## Given entries:

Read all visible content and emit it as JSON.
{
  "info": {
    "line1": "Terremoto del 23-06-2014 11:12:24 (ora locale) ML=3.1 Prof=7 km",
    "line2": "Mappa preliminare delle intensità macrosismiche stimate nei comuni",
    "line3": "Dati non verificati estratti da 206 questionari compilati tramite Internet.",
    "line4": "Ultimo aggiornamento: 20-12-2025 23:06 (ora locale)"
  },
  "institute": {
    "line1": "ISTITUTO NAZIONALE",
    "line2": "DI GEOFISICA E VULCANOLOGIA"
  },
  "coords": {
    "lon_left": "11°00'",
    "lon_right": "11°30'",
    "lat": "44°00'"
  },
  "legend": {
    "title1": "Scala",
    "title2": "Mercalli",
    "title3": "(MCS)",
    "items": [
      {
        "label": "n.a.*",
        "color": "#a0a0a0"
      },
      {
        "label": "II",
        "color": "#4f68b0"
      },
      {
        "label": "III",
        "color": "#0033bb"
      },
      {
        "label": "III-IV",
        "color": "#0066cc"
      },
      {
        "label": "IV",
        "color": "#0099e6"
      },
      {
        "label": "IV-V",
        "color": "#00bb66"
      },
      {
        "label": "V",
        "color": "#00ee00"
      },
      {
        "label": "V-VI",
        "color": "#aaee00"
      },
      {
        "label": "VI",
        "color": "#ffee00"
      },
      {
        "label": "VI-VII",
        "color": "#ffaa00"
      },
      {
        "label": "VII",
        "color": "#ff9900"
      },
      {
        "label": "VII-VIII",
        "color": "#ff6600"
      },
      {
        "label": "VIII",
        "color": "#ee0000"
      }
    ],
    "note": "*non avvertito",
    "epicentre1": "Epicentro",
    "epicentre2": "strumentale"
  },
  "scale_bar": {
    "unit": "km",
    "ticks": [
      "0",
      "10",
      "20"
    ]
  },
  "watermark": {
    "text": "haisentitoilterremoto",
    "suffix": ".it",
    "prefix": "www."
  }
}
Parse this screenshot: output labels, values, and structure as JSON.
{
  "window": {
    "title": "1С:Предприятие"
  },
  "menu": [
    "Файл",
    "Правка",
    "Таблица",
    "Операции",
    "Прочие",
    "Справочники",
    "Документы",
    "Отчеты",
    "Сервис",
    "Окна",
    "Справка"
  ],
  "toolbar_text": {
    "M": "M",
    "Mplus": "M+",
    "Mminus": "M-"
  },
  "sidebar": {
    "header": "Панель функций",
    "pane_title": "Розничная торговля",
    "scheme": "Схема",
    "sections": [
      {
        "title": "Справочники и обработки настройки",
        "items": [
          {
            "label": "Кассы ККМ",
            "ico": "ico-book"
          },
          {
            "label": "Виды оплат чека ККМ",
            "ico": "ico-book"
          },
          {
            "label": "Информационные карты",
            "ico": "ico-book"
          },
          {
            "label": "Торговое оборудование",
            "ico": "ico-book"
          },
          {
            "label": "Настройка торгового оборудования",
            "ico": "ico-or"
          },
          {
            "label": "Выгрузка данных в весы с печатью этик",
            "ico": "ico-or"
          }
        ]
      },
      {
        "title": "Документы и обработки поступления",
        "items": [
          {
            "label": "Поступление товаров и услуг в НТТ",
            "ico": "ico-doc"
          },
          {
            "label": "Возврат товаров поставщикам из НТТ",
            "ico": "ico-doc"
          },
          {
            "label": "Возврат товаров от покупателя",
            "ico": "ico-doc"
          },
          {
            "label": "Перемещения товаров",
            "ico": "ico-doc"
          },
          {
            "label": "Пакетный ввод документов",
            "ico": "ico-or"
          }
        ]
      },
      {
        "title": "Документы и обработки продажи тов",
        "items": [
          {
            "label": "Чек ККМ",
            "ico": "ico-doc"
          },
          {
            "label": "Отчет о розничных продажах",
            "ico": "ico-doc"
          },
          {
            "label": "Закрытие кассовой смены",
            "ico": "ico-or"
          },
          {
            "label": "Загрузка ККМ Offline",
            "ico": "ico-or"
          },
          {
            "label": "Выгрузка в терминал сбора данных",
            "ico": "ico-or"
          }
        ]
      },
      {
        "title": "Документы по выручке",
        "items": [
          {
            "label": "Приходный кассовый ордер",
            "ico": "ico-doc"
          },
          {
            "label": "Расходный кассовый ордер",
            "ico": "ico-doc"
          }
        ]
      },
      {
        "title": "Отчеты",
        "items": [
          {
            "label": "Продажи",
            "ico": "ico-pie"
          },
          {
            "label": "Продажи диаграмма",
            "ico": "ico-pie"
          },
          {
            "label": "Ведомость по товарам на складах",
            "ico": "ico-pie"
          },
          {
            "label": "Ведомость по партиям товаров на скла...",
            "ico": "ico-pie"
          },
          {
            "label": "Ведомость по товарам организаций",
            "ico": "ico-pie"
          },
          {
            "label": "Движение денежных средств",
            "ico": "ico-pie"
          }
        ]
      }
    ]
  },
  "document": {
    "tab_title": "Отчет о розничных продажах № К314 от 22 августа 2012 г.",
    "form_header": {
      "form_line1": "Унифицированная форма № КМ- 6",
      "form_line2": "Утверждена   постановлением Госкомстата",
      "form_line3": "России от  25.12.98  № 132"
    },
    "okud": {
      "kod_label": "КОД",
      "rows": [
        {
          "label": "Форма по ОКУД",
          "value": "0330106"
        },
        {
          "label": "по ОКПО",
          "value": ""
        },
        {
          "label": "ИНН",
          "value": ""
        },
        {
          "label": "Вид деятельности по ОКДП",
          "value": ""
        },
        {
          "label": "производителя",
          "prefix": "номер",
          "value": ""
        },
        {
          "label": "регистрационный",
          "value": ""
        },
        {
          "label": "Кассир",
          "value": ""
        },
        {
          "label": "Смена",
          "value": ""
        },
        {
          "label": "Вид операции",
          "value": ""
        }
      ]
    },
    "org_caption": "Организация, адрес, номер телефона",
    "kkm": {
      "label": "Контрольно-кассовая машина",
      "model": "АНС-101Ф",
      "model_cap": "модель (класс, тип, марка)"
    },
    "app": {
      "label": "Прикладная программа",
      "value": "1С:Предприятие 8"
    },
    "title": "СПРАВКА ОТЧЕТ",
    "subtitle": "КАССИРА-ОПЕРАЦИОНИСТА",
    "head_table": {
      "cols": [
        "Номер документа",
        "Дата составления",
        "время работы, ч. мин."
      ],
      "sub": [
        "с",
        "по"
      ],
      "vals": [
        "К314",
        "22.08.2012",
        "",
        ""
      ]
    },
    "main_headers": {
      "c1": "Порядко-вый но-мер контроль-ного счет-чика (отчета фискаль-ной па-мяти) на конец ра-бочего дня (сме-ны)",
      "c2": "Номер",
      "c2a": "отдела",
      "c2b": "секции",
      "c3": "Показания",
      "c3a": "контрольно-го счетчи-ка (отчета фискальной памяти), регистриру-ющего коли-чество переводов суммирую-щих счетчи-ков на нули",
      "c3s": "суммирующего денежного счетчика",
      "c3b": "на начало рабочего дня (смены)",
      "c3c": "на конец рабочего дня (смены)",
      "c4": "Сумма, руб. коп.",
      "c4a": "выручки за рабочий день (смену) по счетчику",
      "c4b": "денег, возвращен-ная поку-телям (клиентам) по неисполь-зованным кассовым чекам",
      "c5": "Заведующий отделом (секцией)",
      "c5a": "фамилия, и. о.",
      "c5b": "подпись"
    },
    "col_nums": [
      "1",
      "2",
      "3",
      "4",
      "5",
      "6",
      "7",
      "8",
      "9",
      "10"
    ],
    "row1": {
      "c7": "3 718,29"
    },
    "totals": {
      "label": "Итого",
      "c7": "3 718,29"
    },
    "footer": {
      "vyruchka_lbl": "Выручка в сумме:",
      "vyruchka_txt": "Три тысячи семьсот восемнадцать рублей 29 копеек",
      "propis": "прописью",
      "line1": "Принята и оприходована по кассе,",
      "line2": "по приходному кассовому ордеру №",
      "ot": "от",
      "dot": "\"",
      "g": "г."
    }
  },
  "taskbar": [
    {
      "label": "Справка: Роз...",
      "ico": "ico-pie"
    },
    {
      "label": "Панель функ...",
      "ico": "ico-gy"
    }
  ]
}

## The problem:
Using the listing above, work out how many of its lines include "кассовый", and give only the result.

## The output:
2